__Job__. Write out all the data again, exactly as it stands.

Items from a dataset:

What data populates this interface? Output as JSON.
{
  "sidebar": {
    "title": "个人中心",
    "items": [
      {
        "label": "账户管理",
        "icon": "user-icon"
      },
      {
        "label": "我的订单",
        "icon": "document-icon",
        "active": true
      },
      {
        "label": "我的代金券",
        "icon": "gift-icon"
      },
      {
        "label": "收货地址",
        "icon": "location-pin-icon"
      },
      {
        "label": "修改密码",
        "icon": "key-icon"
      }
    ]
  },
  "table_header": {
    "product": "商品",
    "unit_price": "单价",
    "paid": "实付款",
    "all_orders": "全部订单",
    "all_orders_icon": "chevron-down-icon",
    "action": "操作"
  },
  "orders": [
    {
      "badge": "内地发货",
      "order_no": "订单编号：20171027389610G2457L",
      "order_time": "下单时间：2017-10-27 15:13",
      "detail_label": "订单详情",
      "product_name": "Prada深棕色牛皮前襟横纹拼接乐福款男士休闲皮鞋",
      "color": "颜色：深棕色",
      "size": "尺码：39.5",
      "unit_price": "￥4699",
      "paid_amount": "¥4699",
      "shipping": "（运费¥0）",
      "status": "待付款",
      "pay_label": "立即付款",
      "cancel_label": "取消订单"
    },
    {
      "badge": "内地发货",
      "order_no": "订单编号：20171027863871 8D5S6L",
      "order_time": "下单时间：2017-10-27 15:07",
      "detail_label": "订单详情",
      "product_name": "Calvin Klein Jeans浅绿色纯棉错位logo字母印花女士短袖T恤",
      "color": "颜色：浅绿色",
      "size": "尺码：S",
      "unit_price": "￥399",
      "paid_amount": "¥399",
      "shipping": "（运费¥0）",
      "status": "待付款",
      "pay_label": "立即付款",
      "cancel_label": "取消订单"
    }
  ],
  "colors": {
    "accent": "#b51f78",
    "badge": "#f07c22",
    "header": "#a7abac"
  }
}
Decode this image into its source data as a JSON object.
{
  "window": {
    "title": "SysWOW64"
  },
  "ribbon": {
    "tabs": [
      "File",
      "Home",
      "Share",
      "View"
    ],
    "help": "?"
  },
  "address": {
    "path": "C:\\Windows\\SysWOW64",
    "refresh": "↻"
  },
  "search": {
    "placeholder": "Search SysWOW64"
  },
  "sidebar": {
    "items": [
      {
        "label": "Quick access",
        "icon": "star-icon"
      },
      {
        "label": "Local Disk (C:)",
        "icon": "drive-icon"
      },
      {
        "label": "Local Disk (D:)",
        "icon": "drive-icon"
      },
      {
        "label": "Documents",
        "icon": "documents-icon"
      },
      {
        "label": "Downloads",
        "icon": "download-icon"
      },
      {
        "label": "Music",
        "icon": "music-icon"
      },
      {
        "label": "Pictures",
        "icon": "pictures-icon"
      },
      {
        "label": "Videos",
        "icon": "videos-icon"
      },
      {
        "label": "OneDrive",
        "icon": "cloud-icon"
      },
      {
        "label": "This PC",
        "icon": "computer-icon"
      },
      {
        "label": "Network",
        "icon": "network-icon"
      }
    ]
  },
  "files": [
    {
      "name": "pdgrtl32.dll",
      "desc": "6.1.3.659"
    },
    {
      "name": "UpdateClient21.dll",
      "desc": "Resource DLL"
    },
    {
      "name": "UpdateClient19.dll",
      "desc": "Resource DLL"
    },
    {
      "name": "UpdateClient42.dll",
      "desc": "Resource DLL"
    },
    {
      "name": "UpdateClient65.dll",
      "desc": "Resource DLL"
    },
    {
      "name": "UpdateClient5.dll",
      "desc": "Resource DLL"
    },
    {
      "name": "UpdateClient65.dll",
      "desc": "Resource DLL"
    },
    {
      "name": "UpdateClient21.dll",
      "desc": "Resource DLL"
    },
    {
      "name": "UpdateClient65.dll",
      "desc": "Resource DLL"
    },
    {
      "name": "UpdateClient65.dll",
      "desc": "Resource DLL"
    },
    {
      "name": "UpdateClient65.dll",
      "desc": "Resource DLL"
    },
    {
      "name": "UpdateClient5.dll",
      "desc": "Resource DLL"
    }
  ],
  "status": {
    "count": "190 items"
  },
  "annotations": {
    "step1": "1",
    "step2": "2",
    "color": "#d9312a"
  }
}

__Answer to the exercise__.
What data populates this interface? Output as JSON.
{
  "sidebar": {
    "title": "个人中心",
    "items": [
      {
        "label": "账户管理",
        "icon": "user-icon"
      },
      {
        "label": "我的订单",
        "icon": "document-icon",
        "active": true
      },
      {
        "label": "我的代金券",
        "icon": "gift-icon"
      },
      {
        "label": "收货地址",
        "icon": "location-pin-icon"
      },
      {
        "label": "修改密码",
        "icon": "key-icon"
      }
    ]
  },
  "table_header": {
    "product": "商品",
    "unit_price": "单价",
    "paid": "实付款",
    "all_orders": "全部订单",
    "all_orders_icon": "chevron-down-icon",
    "action": "操作"
  },
  "orders": [
    {
      "badge": "内地发货",
      "order_no": "订单编号：20171027389610G2457L",
      "order_time": "下单时间：2017-10-27 15:13",
      "detail_label": "订单详情",
      "product_name": "Prada深棕色牛皮前襟横纹拼接乐福款男士休闲皮鞋",
      "color": "颜色：深棕色",
      "size": "尺码：39.5",
      "unit_price": "￥4699",
      "paid_amount": "¥4699",
      "shipping": "（运费¥0）",
      "status": "待付款",
      "pay_label": "立即付款",
      "cancel_label": "取消订单"
    },
    {
      "badge": "内地发货",
      "order_no": "订单编号：20171027863871 8D5S6L",
      "order_time": "下单时间：2017-10-27 15:07",
      "detail_label": "订单详情",
      "product_name": "Calvin Klein Jeans浅绿色纯棉错位logo字母印花女士短袖T恤",
      "color": "颜色：浅绿色",
      "size": "尺码：S",
      "unit_price": "￥399",
      "paid_amount": "¥399",
      "shipping": "（运费¥0）",
      "status": "待付款",
      "pay_label": "立即付款",
      "cancel_label": "取消订单"
    }
  ],
  "colors": {
    "accent": "#b51f78",
    "badge": "#f07c22",
    "header": "#a7abac"
  }
}
Decode this image into its source data as a JSON object.
{
  "window": {
    "title": "SysWOW64"
  },
  "ribbon": {
    "tabs": [
      "File",
      "Home",
      "Share",
      "View"
    ],
    "help": "?"
  },
  "address": {
    "path": "C:\\Windows\\SysWOW64",
    "refresh": "↻"
  },
  "search": {
    "placeholder": "Search SysWOW64"
  },
  "sidebar": {
    "items": [
      {
        "label": "Quick access",
        "icon": "star-icon"
      },
      {
        "label": "Local Disk (C:)",
        "icon": "drive-icon"
      },
      {
        "label": "Local Disk (D:)",
        "icon": "drive-icon"
      },
      {
        "label": "Documents",
        "icon": "documents-icon"
      },
      {
        "label": "Downloads",
        "icon": "download-icon"
      },
      {
        "label": "Music",
        "icon": "music-icon"
      },
      {
        "label": "Pictures",
        "icon": "pictures-icon"
      },
      {
        "label": "Videos",
        "icon": "videos-icon"
      },
      {
        "label": "OneDrive",
        "icon": "cloud-icon"
      },
      {
        "label": "This PC",
        "icon": "computer-icon"
      },
      {
        "label": "Network",
        "icon": "network-icon"
      }
    ]
  },
  "files": [
    {
      "name": "pdgrtl32.dll",
      "desc": "6.1.3.659"
    },
    {
      "name": "UpdateClient21.dll",
      "desc": "Resource DLL"
    },
    {
      "name": "UpdateClient19.dll",
      "desc": "Resource DLL"
    },
    {
      "name": "UpdateClient42.dll",
      "desc": "Resource DLL"
    },
    {
      "name": "UpdateClient65.dll",
      "desc": "Resource DLL"
    },
    {
      "name": "UpdateClient5.dll",
      "desc": "Resource DLL"
    },
    {
      "name": "UpdateClient65.dll",
      "desc": "Resource DLL"
    },
    {
      "name": "UpdateClient21.dll",
      "desc": "Resource DLL"
    },
    {
      "name": "UpdateClient65.dll",
      "desc": "Resource DLL"
    },
    {
      "name": "UpdateClient65.dll",
      "desc": "Resource DLL"
    },
    {
      "name": "UpdateClient65.dll",
      "desc": "Resource DLL"
    },
    {
      "name": "UpdateClient5.dll",
      "desc": "Resource DLL"
    }
  ],
  "status": {
    "count": "190 items"
  },
  "annotations": {
    "step1": "1",
    "step2": "2",
    "color": "#d9312a"
  }
}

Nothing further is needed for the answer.